*Your task*: Extract all lines that hold the string "муниципальных".

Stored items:

------------------------------------

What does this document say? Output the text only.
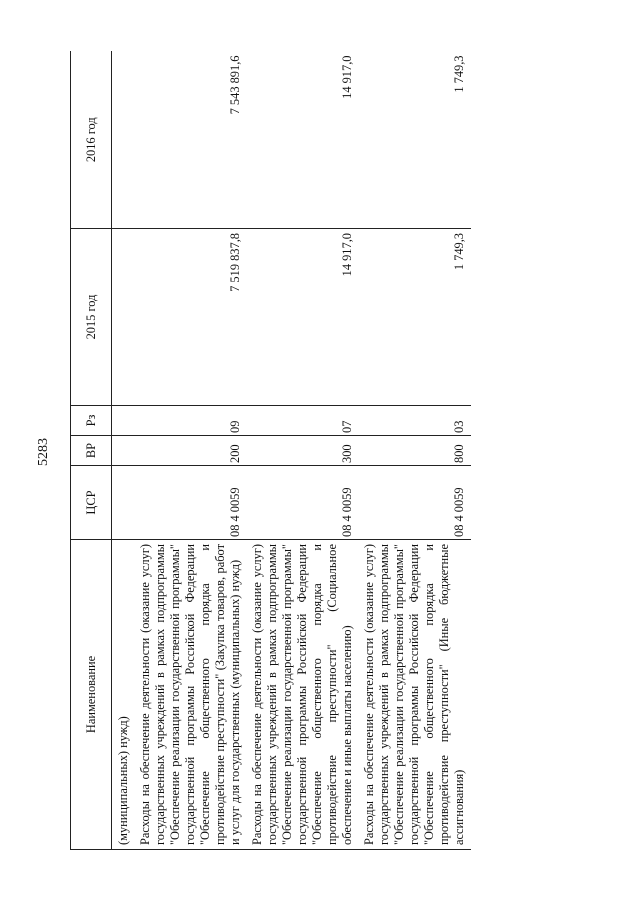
5283
Наименование	ЦСР	ВР	Рз	2015 год	2016 год
(муниципальных) нужд)					
Расходы на обеспечение деятельности (оказание услуг) государственных учреждений в рамках подпрограммы "Обеспечение реализации государственной программы" государственной программы Российской Федерации "Обеспечение общественного порядка и противодействие преступности" (Закупка товаров, работ и услуг для государственных (муниципальных) нужд)	08 4 0059	200	09	7 519 837,8	7 543 891,6
Расходы на обеспечение деятельности (оказание услуг) государственных учреждений в рамках подпрограммы "Обеспечение реализации государственной программы" государственной программы Российской Федерации "Обеспечение общественного порядка и противодействие преступности" (Социальное обеспечение и иные выплаты населению)	08 4 0059	300	07	14 917,0	14 917,0
Расходы на обеспечение деятельности (оказание услуг) государственных учреждений в рамках подпрограммы "Обеспечение реализации государственной программы" государственной программы Российской Федерации "Обеспечение общественного порядка и противодействие преступности" (Иные бюджетные ассигнования)	08 4 0059	800	03	1 749,3	1 749,3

------------------------------------

*Full solution*:
(муниципальных) нужд)					
Расходы на обеспечение деятельности (оказание услуг) государственных учреждений в рамках подпрограммы "Обеспечение реализации государственной программы" государственной программы Российской Федерации "Обеспечение общественного порядка и противодействие преступности" (Закупка товаров, работ и услуг для государственных (муниципальных) нужд)	08 4 0059	200	09	7 519 837,8	7 543 891,6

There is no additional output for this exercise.